--- Problem ---
Go through the records below line by line. Count the lines with "items" and give the count alone.

--- Entries provided ---
------------------------------

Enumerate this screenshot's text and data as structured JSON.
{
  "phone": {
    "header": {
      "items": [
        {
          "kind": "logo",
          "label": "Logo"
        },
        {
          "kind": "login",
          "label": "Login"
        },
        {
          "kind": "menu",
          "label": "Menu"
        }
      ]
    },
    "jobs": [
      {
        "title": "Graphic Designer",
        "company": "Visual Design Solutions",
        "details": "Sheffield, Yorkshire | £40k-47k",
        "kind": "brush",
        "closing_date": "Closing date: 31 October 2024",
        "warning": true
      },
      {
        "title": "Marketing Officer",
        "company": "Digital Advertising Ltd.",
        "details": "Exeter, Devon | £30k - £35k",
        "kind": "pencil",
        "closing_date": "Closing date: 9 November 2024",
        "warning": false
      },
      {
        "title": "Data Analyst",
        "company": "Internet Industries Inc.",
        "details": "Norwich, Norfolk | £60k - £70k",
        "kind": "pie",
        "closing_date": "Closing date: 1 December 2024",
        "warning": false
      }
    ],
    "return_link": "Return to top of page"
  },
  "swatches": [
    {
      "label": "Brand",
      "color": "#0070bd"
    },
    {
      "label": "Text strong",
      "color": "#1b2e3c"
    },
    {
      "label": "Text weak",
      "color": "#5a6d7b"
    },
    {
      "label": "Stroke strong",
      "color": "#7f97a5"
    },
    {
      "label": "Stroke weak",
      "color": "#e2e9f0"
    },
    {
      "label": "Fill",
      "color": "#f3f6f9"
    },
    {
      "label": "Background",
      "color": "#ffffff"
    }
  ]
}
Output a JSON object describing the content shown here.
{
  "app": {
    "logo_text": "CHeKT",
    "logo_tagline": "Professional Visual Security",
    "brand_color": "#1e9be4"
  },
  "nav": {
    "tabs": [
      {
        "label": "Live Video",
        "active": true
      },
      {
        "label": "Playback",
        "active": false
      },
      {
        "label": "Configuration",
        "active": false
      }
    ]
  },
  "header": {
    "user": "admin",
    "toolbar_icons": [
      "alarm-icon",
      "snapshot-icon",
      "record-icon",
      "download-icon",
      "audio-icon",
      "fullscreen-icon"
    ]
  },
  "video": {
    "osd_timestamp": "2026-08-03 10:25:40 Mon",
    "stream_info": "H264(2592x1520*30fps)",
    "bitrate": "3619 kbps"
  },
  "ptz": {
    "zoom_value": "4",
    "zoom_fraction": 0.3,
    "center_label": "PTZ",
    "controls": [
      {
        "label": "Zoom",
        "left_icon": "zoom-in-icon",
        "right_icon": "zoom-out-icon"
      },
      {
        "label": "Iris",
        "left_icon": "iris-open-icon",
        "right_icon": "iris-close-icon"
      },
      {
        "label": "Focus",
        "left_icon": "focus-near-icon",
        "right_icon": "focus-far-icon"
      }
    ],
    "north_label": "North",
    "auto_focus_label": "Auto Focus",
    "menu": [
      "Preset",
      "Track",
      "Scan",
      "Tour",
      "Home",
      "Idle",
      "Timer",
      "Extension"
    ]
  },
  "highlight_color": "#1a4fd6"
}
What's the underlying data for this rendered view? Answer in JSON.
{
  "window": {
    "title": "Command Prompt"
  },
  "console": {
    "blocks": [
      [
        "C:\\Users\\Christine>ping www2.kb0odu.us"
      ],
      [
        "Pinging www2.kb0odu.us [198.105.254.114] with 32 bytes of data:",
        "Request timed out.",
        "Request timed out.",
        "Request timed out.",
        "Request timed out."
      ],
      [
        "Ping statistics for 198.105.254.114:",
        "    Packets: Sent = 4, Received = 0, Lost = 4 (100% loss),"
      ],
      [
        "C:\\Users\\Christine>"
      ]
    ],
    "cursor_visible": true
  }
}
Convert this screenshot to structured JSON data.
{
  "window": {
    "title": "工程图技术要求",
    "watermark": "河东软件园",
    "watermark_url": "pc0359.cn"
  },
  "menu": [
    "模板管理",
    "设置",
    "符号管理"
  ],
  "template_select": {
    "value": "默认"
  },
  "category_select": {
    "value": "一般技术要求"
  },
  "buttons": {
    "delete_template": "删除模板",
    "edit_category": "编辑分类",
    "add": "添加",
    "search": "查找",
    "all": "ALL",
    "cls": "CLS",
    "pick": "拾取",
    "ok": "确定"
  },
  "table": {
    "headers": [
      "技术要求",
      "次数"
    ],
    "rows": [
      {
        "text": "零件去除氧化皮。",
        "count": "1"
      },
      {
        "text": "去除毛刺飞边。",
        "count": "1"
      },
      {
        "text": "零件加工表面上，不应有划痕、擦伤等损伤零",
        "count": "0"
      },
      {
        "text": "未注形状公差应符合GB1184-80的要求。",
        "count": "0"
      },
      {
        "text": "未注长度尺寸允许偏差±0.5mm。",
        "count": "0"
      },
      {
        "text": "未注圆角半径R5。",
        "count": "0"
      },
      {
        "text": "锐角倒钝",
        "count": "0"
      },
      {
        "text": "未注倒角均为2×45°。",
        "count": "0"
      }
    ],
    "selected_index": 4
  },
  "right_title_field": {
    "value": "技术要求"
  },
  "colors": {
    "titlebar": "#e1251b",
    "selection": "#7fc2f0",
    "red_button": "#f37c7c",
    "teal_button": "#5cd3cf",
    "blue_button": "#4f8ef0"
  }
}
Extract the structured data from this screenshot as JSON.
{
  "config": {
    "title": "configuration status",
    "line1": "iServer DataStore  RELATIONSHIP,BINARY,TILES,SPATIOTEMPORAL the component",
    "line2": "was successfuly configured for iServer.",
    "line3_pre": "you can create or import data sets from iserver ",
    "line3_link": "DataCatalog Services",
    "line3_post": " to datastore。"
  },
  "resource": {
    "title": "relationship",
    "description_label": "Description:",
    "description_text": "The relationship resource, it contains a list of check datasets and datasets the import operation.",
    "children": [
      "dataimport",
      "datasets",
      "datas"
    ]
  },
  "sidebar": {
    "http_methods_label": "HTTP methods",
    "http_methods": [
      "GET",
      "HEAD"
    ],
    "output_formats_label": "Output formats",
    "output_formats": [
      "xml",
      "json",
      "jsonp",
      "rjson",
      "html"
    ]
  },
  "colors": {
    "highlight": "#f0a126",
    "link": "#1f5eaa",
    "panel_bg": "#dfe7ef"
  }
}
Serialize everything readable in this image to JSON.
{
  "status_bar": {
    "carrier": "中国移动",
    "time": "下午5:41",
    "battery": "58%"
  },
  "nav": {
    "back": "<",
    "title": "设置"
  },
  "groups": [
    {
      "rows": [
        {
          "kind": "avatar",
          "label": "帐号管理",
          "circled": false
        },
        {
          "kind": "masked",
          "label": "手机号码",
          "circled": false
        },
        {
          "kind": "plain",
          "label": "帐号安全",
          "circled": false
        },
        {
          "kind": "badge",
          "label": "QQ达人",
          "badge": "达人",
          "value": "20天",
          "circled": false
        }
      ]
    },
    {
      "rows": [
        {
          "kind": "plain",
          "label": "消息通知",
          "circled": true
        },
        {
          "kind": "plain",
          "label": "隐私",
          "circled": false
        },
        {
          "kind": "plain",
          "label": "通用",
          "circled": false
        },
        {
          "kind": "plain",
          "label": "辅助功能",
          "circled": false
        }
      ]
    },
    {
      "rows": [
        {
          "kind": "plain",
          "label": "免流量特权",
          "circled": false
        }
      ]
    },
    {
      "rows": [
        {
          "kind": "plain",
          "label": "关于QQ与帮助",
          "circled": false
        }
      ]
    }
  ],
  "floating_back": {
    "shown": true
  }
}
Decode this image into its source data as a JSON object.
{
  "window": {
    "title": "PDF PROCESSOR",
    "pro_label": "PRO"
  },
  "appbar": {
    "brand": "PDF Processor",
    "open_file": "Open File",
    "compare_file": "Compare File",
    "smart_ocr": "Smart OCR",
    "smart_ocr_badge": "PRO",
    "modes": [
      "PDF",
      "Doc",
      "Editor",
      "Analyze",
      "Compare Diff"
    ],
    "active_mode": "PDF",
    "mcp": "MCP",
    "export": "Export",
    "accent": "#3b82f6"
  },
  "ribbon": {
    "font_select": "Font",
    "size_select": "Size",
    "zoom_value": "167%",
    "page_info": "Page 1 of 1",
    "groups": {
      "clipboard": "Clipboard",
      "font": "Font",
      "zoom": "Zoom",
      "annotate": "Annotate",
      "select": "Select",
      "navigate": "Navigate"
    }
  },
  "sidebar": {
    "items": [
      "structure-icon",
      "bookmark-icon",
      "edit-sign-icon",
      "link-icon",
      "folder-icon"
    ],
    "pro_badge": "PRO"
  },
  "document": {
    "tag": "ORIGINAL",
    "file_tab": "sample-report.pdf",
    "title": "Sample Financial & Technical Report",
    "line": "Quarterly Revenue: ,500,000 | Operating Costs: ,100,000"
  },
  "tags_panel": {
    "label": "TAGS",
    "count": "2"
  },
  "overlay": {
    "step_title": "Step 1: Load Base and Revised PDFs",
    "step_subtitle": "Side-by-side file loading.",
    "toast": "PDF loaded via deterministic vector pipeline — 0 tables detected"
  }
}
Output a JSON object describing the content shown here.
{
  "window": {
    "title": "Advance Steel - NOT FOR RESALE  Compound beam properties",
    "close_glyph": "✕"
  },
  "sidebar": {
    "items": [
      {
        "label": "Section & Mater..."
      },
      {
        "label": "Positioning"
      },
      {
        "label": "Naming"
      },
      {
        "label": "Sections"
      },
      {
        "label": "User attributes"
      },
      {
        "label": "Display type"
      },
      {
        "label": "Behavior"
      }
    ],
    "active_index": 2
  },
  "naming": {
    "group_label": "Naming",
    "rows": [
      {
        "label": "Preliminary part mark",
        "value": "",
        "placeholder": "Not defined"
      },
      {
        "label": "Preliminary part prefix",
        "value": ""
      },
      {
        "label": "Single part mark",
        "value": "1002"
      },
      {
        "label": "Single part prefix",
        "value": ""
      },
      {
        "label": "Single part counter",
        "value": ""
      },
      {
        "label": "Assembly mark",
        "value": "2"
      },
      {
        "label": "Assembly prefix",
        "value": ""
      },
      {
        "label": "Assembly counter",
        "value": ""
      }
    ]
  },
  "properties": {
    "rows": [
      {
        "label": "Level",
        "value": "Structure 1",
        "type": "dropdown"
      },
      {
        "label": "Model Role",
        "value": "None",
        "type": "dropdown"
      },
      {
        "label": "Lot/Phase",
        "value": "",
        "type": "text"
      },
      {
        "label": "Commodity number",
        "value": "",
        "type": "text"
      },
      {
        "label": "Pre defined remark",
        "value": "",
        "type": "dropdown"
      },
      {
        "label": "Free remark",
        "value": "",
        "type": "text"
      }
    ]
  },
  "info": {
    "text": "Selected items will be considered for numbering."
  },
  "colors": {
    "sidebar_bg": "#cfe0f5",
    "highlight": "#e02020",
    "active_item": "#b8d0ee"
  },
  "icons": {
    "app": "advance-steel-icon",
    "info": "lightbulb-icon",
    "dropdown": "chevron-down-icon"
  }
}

------------------------------

--- Result for this task ---
4